_Written problem_
Wherever the word "potencia" appears in the entries, copy the whole line.

— start Rows —

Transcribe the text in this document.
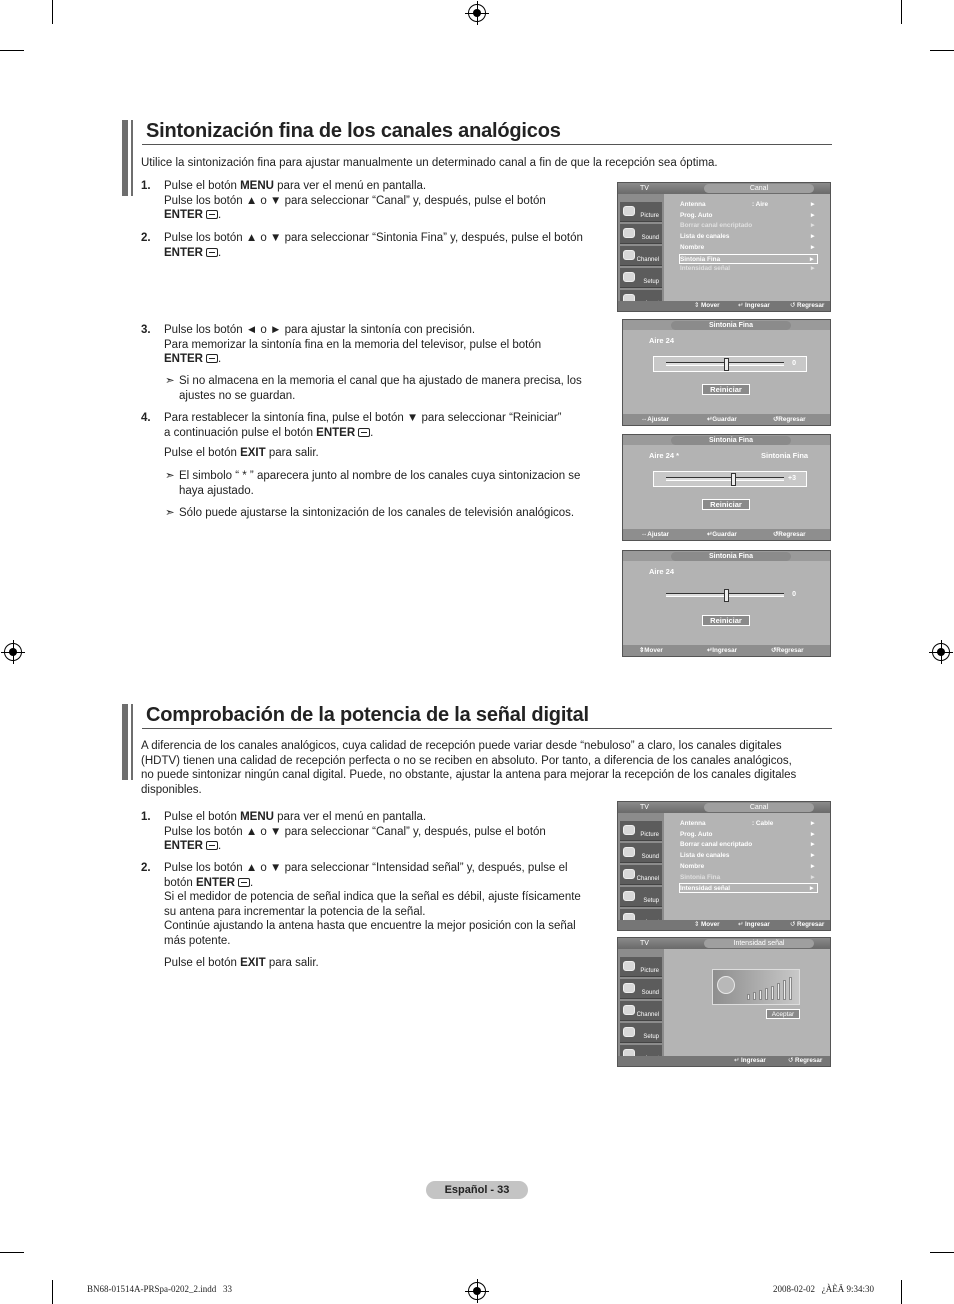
Sintonización fina de los canales analógicos
Utilice la sintonización fina para ajustar manualmente un determinado canal a fin de que la recepción sea óptima.
1. Pulse el botón MENU para ver el menú en pantalla.

Pulse los botón ▲ o ▼ para seleccionar “Canal” y, después, pulse el botón

ENTER .

2. Pulse los botón ▲ o ▼ para seleccionar “Sintonia Fina” y, después, pulse el botón

ENTER .

3. Pulse los botón ◄ o ► para ajustar la sintonía con precisión.

Para memorizar la sintonía fina en la memoria del televisor, pulse el botón

ENTER .

➣ Si no almacena en la memoria el canal que ha ajustado de manera precisa, los

ajustes no se guardan.

4. Para restablecer la sintonía fina, pulse el botón ▼ para seleccionar “Reiniciar”

a continuación pulse el botón ENTER .

Pulse el botón EXIT para salir.

➣ El simbolo “ * ” aparecera junto al nombre de los canales cuya sintonizacion se

haya ajustado.

➣ Sólo puede ajustarse la sintonización de los canales de televisión analógicos.

TV	Canal
Picture
Sound
Channel
Setup
Antenna	: Aire	►
Prog. Auto	►
Borrar canal encriptado	►
Lista de canales	►
Nombre	►
Sintonia Fina	►
Intensidad señal	►
⇕ Mover	↵ Ingresar	↺ Regresar
Sintonia Fina
Aire 24
0
Reiniciar
⇔ Ajustar	↵ Guardar	↺ Regresar
Sintonia Fina
Aire 24 *	Sintonia Fina
+3
Reiniciar
⇔ Ajustar	↵ Guardar	↺ Regresar
Sintonia Fina
Aire 24
0
Reiniciar
⇕ Mover	↵ Ingresar	↺ Regresar
Comprobación de la potencia de la señal digital

A diferencia de los canales analógicos, cuya calidad de recepción puede variar desde “nebuloso” a claro, los canales digitales

(HDTV) tienen una calidad de recepción perfecta o no se reciben en absoluto. Por tanto, a diferencia de los canales analógicos,

no puede sintonizar ningún canal digital. Puede, no obstante, ajustar la antena para mejorar la recepción de los canales digitales

disponibles.

1. Pulse el botón MENU para ver el menú en pantalla.

Pulse los botón ▲ o ▼ para seleccionar “Canal” y, después, pulse el botón

ENTER .

2. Pulse los botón ▲ o ▼ para seleccionar “Intensidad señal” y, después, pulse el

botón ENTER .

Si el medidor de potencia de señal indica que la señal es débil, ajuste físicamente

su antena para incrementar la potencia de la señal.

Continúe ajustando la antena hasta que encuentre la mejor posición con la señal

más potente.

Pulse el botón EXIT para salir.

TV	Canal
Picture
Sound
Channel
Setup
Antenna	: Cable	►
Prog. Auto	►
Borrar canal encriptado	►
Lista de canales	►
Nombre	►
Sintonia Fina	►
Intensidad señal	►
⇕ Mover	↵ Ingresar	↺ Regresar
TV	Intensidad señal
Picture
Sound
Channel
Setup
Aceptar
↵ Ingresar	↺ Regresar
Español - 33
BN68-01514A-PRSpa-0202_2.indd   33	2008-02-02   ¿ÀÈÄ 9:34:30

— end Rows —

_Expected answer_
Comprobación de la potencia de la señal digital
Si el medidor de potencia de señal indica que la señal es débil, ajuste físicamente
su antena para incrementar la potencia de la señal.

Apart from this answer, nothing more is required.